**To be done:**
Copy out all lines in the data below containing the string "pembuatan".

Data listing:
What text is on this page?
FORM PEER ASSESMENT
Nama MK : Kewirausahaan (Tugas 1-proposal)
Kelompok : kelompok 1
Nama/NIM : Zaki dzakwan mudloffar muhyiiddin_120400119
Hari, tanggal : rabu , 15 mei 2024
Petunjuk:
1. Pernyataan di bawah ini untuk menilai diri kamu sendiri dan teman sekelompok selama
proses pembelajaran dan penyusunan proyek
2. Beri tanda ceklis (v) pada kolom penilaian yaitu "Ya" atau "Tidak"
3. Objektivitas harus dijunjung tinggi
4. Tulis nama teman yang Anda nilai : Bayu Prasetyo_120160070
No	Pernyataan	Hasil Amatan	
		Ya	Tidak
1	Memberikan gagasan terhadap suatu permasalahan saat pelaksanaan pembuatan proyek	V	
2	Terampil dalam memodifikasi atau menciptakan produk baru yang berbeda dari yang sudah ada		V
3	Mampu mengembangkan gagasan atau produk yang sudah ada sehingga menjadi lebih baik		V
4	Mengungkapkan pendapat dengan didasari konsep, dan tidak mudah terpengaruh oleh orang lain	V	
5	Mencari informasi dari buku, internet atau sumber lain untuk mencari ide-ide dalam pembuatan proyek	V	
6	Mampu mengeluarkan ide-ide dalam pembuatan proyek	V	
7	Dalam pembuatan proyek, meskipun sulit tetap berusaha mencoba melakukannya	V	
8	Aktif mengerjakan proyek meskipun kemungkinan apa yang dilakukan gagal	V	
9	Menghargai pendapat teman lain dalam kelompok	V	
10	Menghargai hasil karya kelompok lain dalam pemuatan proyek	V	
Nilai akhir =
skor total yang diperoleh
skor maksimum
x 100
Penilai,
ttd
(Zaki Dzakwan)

**Problem solution:**
1	Memberikan gagasan terhadap suatu permasalahan saat pelaksanaan pembuatan proyek	V	
5	Mencari informasi dari buku, internet atau sumber lain untuk mencari ide-ide dalam pembuatan proyek	V	
6	Mampu mengeluarkan ide-ide dalam pembuatan proyek	V	
7	Dalam pembuatan proyek, meskipun sulit tetap berusaha mencoba melakukannya	V	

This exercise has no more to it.